▶ _Information supplied_
-*-*-
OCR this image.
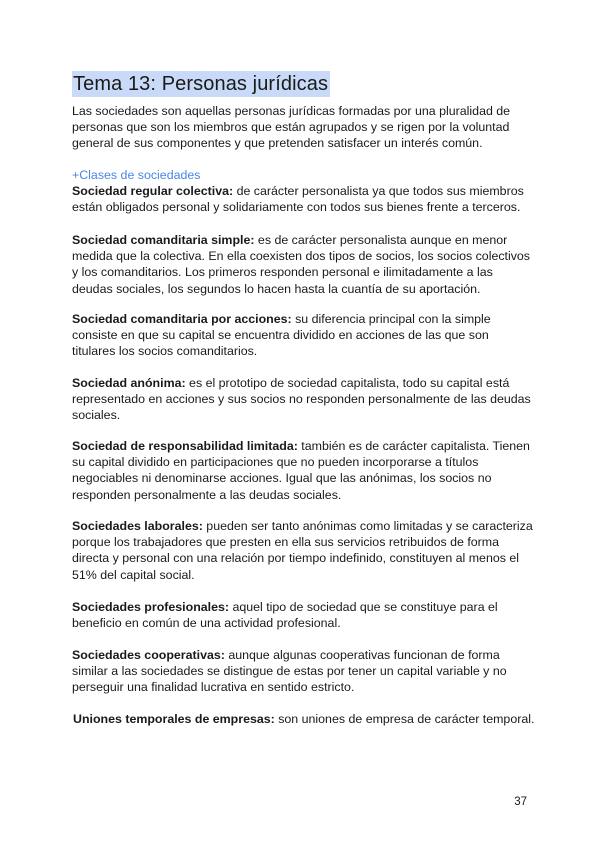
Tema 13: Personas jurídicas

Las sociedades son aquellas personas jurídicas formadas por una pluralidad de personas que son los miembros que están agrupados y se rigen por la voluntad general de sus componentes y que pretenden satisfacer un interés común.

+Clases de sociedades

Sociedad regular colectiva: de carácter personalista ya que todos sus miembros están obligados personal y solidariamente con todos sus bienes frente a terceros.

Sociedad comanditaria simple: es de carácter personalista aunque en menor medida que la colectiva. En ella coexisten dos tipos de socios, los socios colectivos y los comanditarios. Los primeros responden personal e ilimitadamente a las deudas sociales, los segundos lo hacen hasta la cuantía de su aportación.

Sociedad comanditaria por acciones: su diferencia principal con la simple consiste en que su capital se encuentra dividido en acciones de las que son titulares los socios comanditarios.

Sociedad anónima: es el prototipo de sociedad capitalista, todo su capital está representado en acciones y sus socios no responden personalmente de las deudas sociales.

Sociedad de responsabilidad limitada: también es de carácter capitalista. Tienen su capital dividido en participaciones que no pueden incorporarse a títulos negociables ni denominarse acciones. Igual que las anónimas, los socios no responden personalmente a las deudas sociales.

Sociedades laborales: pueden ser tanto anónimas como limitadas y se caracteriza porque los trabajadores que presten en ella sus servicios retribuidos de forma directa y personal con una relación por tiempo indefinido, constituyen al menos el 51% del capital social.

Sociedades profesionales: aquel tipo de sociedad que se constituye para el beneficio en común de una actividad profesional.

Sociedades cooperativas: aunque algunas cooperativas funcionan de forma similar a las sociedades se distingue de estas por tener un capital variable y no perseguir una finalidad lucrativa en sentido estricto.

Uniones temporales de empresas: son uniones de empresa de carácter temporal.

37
-*-*-
Write out the entries again, exactly as given, skipping any images.

OCR this image.
Tema 13: Personas jurídicas

Las sociedades son aquellas personas jurídicas formadas por una pluralidad de personas que son los miembros que están agrupados y se rigen por la voluntad general de sus componentes y que pretenden satisfacer un interés común.

+Clases de sociedades

Sociedad regular colectiva: de carácter personalista ya que todos sus miembros están obligados personal y solidariamente con todos sus bienes frente a terceros.

Sociedad comanditaria simple: es de carácter personalista aunque en menor medida que la colectiva. En ella coexisten dos tipos de socios, los socios colectivos y los comanditarios. Los primeros responden personal e ilimitadamente a las deudas sociales, los segundos lo hacen hasta la cuantía de su aportación.

Sociedad comanditaria por acciones: su diferencia principal con la simple consiste en que su capital se encuentra dividido en acciones de las que son titulares los socios comanditarios.

Sociedad anónima: es el prototipo de sociedad capitalista, todo su capital está representado en acciones y sus socios no responden personalmente de las deudas sociales.

Sociedad de responsabilidad limitada: también es de carácter capitalista. Tienen su capital dividido en participaciones que no pueden incorporarse a títulos negociables ni denominarse acciones. Igual que las anónimas, los socios no responden personalmente a las deudas sociales.

Sociedades laborales: pueden ser tanto anónimas como limitadas y se caracteriza porque los trabajadores que presten en ella sus servicios retribuidos de forma directa y personal con una relación por tiempo indefinido, constituyen al menos el 51% del capital social.

Sociedades profesionales: aquel tipo de sociedad que se constituye para el beneficio en común de una actividad profesional.

Sociedades cooperativas: aunque algunas cooperativas funcionan de forma similar a las sociedades se distingue de estas por tener un capital variable y no perseguir una finalidad lucrativa en sentido estricto.

Uniones temporales de empresas: son uniones de empresa de carácter temporal.

37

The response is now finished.